BEGIN Dataset content

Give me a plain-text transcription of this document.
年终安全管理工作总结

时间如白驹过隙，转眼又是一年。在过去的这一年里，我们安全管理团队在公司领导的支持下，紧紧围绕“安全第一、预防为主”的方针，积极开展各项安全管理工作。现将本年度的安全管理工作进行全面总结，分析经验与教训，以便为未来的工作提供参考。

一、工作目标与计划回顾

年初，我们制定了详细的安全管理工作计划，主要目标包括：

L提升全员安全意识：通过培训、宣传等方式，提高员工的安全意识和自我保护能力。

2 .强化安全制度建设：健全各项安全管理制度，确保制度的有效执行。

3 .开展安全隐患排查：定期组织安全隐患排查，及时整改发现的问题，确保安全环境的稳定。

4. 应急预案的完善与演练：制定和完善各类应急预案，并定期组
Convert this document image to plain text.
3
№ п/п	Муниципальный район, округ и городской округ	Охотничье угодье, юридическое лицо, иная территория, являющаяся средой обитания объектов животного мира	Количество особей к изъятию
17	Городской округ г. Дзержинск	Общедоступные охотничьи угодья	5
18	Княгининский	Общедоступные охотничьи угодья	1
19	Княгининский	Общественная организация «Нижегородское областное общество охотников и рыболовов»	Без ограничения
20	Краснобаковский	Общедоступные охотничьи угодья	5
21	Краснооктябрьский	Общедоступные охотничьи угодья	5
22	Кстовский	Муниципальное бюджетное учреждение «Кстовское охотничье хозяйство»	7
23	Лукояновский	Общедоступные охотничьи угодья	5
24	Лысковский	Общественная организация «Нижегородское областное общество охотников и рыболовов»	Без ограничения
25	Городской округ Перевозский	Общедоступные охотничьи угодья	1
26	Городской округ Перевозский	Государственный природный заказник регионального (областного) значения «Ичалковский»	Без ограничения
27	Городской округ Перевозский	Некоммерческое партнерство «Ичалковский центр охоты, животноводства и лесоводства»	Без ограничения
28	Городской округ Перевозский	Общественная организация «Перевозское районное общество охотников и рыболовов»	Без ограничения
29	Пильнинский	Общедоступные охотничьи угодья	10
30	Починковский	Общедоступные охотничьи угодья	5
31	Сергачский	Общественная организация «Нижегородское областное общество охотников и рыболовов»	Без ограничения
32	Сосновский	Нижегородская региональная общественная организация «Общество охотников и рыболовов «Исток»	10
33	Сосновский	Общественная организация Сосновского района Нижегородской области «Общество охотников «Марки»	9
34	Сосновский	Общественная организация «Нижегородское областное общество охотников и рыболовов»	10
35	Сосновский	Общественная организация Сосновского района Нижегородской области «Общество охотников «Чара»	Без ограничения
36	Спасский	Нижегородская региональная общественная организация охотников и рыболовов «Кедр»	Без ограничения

END Dataset content

- _Work required_: Copy all the lines, exactly.

- _Correct answer_:
Give me a plain-text transcription of this document.
年终安全管理工作总结

时间如白驹过隙，转眼又是一年。在过去的这一年里，我们安全管理团队在公司领导的支持下，紧紧围绕“安全第一、预防为主”的方针，积极开展各项安全管理工作。现将本年度的安全管理工作进行全面总结，分析经验与教训，以便为未来的工作提供参考。

一、工作目标与计划回顾

年初，我们制定了详细的安全管理工作计划，主要目标包括：

L提升全员安全意识：通过培训、宣传等方式，提高员工的安全意识和自我保护能力。

2 .强化安全制度建设：健全各项安全管理制度，确保制度的有效执行。

3 .开展安全隐患排查：定期组织安全隐患排查，及时整改发现的问题，确保安全环境的稳定。

4. 应急预案的完善与演练：制定和完善各类应急预案，并定期组
Convert this document image to plain text.
3
№ п/п	Муниципальный район, округ и городской округ	Охотничье угодье, юридическое лицо, иная территория, являющаяся средой обитания объектов животного мира	Количество особей к изъятию
17	Городской округ г. Дзержинск	Общедоступные охотничьи угодья	5
18	Княгининский	Общедоступные охотничьи угодья	1
19	Княгининский	Общественная организация «Нижегородское областное общество охотников и рыболовов»	Без ограничения
20	Краснобаковский	Общедоступные охотничьи угодья	5
21	Краснооктябрьский	Общедоступные охотничьи угодья	5
22	Кстовский	Муниципальное бюджетное учреждение «Кстовское охотничье хозяйство»	7
23	Лукояновский	Общедоступные охотничьи угодья	5
24	Лысковский	Общественная организация «Нижегородское областное общество охотников и рыболовов»	Без ограничения
25	Городской округ Перевозский	Общедоступные охотничьи угодья	1
26	Городской округ Перевозский	Государственный природный заказник регионального (областного) значения «Ичалковский»	Без ограничения
27	Городской округ Перевозский	Некоммерческое партнерство «Ичалковский центр охоты, животноводства и лесоводства»	Без ограничения
28	Городской округ Перевозский	Общественная организация «Перевозское районное общество охотников и рыболовов»	Без ограничения
29	Пильнинский	Общедоступные охотничьи угодья	10
30	Починковский	Общедоступные охотничьи угодья	5
31	Сергачский	Общественная организация «Нижегородское областное общество охотников и рыболовов»	Без ограничения
32	Сосновский	Нижегородская региональная общественная организация «Общество охотников и рыболовов «Исток»	10
33	Сосновский	Общественная организация Сосновского района Нижегородской области «Общество охотников «Марки»	9
34	Сосновский	Общественная организация «Нижегородское областное общество охотников и рыболовов»	10
35	Сосновский	Общественная организация Сосновского района Нижегородской области «Общество охотников «Чара»	Без ограничения
36	Спасский	Нижегородская региональная общественная организация охотников и рыболовов «Кедр»	Без ограничения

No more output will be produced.